§ **Exercise brief**
Check every line of the material below for the string "shape", and return the ones that have it.

§ **Figure collection entries**
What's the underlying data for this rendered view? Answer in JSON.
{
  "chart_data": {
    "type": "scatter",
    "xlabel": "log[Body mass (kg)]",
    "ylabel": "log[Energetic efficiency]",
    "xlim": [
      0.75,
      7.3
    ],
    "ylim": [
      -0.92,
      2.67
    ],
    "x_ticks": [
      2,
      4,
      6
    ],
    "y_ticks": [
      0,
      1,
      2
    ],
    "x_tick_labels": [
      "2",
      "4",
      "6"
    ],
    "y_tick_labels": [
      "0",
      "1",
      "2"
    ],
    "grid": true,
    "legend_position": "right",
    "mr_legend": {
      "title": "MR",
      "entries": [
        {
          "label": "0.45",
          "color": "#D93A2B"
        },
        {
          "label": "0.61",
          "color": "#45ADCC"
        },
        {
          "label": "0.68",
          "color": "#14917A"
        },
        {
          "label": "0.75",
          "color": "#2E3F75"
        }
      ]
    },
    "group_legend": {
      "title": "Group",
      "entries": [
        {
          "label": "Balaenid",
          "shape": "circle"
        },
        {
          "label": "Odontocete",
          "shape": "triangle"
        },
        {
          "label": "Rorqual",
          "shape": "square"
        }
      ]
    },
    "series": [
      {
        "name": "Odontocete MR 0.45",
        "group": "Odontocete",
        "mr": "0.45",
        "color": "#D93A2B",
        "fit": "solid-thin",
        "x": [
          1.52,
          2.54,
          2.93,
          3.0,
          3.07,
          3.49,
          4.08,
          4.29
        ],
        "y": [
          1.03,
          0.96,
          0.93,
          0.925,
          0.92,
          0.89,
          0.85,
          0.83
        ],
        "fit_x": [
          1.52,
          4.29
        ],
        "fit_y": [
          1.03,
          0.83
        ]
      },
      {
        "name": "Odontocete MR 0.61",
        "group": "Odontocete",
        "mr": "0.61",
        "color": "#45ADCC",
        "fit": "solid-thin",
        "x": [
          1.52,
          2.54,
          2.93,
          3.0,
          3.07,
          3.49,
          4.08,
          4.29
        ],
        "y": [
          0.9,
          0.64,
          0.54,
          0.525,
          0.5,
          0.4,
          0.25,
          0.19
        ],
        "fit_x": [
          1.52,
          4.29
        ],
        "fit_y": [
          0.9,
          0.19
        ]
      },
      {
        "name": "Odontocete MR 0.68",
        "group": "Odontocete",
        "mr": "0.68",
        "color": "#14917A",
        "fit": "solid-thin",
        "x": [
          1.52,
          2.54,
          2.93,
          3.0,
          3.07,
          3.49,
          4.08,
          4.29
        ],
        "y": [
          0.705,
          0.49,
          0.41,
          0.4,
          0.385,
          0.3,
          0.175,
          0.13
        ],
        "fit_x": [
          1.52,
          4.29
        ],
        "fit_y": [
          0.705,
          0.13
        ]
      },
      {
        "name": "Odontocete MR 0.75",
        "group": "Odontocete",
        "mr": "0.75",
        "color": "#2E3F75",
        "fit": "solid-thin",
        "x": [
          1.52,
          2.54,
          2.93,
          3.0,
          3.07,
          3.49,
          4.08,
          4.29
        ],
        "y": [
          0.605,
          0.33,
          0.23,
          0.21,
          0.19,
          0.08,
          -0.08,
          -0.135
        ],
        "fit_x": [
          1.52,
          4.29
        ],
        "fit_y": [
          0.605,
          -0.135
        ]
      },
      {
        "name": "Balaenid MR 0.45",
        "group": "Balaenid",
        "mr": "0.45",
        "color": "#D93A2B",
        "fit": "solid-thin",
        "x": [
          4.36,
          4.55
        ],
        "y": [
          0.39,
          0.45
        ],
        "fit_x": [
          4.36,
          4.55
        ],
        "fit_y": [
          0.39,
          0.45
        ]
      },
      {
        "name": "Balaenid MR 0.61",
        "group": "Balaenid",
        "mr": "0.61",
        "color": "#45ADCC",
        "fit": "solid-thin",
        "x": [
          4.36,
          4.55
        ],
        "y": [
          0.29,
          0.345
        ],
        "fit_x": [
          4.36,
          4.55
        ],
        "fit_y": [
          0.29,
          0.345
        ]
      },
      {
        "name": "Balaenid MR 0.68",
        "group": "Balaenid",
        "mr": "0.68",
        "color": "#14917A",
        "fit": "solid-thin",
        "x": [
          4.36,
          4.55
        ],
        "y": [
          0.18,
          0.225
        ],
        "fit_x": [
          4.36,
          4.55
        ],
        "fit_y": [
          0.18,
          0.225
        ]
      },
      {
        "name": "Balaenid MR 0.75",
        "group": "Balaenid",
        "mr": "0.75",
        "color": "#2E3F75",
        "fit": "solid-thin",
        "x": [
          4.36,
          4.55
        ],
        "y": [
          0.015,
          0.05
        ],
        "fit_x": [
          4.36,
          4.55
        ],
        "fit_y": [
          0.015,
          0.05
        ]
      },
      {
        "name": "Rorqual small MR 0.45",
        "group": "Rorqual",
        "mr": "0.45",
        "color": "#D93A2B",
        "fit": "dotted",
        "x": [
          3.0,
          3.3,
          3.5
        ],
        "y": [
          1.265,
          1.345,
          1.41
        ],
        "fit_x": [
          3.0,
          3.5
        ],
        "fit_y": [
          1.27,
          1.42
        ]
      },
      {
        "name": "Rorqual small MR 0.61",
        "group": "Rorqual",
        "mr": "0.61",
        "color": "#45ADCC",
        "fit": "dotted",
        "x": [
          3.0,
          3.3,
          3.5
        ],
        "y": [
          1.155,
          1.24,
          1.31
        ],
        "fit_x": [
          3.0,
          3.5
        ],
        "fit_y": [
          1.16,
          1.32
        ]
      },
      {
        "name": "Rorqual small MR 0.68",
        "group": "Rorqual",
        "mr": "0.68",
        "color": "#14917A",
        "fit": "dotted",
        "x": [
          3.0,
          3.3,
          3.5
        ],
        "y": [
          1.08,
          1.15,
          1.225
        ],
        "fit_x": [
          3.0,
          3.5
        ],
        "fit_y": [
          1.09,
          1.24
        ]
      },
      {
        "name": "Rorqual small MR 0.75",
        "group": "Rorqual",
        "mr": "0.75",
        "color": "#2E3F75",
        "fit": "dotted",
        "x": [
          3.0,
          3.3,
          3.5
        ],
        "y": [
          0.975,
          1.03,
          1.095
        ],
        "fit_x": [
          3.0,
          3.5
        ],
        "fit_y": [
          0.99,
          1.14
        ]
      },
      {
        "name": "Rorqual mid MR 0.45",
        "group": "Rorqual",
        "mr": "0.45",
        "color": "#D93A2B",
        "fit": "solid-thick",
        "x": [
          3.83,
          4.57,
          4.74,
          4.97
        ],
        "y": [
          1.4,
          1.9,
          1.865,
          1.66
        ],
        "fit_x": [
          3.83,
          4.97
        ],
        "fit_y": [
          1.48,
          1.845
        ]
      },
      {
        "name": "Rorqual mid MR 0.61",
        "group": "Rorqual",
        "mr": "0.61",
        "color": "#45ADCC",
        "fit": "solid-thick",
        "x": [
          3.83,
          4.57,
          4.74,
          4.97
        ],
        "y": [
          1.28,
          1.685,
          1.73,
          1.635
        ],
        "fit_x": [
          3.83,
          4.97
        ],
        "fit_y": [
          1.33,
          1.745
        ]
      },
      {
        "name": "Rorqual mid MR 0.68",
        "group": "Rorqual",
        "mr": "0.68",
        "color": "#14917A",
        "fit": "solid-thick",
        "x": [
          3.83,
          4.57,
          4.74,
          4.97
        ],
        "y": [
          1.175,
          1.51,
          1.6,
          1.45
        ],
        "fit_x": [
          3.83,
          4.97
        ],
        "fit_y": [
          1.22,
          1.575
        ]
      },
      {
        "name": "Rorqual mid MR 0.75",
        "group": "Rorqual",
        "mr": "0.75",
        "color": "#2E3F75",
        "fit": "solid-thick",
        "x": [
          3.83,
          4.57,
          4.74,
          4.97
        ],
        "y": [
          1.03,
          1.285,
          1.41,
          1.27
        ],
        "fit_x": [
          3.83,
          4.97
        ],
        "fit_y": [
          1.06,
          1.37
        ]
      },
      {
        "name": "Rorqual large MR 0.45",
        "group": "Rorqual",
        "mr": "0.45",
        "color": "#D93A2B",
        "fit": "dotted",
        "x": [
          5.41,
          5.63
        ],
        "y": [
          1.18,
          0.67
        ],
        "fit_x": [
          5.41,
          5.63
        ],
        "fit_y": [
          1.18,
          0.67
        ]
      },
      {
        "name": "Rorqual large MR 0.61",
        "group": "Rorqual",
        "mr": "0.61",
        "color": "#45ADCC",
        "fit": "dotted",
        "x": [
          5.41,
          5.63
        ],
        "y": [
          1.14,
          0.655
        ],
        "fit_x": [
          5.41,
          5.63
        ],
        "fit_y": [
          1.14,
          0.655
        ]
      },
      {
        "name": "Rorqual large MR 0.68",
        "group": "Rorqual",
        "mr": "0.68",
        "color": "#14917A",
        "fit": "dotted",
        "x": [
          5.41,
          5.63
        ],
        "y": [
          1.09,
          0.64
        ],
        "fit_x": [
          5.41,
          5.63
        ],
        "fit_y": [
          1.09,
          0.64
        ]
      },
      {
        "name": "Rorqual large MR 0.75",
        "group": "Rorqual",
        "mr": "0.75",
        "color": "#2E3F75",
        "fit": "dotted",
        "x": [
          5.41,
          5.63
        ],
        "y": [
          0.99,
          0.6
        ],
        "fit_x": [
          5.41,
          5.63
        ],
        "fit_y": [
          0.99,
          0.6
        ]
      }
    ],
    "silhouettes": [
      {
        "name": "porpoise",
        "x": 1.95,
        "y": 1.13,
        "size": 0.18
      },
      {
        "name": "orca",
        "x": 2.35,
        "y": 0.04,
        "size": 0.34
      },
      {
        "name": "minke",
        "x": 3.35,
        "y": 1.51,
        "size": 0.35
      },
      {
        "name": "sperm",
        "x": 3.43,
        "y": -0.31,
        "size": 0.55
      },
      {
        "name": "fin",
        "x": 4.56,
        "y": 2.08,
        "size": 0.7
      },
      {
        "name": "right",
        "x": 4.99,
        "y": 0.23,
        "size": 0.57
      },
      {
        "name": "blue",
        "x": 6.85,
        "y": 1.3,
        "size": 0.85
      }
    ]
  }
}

§ **Exercise output**
          "shape": "circle"
          "shape": "triangle"
          "shape": "square"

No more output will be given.